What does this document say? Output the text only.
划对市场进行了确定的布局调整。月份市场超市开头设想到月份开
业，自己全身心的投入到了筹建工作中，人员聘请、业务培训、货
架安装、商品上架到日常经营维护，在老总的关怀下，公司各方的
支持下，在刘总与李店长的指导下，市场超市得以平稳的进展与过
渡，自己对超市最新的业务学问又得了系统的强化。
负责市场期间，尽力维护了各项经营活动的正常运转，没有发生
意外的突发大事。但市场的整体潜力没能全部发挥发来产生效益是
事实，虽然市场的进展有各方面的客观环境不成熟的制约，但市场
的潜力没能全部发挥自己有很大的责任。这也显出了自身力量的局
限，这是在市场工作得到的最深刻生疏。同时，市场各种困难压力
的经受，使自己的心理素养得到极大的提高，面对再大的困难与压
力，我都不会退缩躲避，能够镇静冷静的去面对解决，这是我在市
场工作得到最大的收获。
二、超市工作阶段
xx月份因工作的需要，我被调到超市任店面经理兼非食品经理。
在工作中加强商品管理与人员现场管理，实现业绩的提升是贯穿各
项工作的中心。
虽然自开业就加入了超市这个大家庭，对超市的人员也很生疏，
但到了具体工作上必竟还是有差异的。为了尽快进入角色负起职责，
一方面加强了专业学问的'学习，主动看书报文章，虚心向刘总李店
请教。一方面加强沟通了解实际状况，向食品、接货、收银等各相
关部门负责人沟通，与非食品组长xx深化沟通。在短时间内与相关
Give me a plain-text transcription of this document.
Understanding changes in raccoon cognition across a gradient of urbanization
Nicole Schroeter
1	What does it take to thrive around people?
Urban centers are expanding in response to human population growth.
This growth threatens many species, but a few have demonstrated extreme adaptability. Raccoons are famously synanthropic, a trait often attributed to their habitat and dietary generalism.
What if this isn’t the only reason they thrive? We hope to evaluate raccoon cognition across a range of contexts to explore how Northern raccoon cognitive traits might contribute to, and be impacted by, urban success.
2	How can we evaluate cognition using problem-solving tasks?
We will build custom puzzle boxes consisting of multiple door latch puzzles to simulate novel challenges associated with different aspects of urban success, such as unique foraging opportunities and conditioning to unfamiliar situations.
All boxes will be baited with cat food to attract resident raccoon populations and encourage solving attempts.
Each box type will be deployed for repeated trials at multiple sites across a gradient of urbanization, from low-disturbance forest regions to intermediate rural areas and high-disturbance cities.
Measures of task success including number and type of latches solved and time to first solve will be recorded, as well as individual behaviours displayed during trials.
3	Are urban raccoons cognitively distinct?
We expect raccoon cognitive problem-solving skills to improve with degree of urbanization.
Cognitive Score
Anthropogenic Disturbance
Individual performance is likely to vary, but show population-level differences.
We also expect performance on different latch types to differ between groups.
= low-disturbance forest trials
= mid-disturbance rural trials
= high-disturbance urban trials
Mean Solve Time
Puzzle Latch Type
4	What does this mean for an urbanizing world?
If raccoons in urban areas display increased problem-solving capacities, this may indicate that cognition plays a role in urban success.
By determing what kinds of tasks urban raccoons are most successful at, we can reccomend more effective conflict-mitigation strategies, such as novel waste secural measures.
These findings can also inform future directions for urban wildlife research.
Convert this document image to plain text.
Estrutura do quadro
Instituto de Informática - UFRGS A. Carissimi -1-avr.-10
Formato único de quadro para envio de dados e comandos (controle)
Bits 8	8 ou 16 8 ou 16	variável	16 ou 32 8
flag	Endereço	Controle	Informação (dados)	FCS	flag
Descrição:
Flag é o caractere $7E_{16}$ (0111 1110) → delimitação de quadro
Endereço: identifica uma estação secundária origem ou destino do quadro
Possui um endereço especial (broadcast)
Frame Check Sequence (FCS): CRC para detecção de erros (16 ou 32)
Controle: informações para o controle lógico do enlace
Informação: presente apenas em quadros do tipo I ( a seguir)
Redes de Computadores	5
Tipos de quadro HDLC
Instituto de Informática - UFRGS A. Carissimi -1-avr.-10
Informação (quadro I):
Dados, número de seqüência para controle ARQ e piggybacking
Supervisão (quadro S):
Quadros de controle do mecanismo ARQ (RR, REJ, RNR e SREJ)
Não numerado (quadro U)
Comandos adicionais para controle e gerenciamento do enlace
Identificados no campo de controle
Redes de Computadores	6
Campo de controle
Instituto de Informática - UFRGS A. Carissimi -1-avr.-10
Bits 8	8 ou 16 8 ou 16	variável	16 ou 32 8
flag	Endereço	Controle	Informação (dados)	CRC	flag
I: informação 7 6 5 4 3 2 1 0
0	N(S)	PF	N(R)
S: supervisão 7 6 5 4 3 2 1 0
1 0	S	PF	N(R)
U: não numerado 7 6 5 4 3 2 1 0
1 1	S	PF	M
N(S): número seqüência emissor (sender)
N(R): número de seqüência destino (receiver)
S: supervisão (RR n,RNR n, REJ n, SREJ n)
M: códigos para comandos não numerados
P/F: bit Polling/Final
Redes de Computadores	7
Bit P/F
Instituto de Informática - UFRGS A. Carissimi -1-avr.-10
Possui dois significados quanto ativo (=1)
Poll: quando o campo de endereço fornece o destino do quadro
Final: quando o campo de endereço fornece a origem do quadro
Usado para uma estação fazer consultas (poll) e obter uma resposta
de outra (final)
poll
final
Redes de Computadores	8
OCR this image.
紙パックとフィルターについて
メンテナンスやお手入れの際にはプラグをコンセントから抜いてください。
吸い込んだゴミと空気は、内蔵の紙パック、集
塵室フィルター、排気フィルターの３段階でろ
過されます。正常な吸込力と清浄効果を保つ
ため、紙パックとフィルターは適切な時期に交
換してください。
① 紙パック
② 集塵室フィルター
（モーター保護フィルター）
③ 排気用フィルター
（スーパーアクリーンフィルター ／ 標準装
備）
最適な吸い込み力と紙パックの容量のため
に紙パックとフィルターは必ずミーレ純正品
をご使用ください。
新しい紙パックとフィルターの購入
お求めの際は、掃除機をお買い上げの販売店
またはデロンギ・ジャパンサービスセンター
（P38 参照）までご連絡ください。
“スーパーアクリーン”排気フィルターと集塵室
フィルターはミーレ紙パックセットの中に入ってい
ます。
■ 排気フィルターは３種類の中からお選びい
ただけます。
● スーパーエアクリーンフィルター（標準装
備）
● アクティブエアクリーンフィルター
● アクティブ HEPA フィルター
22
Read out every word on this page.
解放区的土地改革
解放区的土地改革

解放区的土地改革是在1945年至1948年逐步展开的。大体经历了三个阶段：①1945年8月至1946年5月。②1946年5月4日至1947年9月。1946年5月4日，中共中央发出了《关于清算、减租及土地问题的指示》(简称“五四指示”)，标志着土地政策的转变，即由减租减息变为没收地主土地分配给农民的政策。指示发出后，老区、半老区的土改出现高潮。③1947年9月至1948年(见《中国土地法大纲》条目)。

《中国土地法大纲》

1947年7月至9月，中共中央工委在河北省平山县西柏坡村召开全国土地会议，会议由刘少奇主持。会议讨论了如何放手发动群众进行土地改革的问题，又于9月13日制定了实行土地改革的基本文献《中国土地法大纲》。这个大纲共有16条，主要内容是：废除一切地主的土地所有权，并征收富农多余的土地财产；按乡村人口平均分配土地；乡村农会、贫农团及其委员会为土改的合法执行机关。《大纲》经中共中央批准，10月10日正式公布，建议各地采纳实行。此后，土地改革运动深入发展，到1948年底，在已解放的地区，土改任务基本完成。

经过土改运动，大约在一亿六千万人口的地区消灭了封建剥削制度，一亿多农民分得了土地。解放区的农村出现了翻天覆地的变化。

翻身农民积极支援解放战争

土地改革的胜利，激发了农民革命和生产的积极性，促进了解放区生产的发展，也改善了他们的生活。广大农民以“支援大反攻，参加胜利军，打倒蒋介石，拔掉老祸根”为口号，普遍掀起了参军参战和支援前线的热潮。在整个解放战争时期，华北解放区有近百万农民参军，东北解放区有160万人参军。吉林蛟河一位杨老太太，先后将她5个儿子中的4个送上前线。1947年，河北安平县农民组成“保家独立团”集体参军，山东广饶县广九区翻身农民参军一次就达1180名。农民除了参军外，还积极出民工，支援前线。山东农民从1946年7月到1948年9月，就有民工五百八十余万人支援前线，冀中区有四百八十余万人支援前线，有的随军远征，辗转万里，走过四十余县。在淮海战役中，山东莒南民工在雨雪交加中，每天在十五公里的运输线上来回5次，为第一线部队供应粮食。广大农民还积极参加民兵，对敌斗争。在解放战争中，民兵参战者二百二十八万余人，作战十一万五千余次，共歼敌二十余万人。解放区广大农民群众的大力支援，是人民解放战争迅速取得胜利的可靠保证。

•••

● WORK TO BE COMPLETED: List all lines holding the string "novel".

● RESULT OF THE EXERCISE:
We will build custom puzzle boxes consisting of multiple door latch puzzles to simulate novel challenges associated with different aspects of urban success, such as unique foraging opportunities and conditioning to unfamiliar situations.
By determing what kinds of tasks urban raccoons are most successful at, we can reccomend more effective conflict-mitigation strategies, such as novel waste secural measures.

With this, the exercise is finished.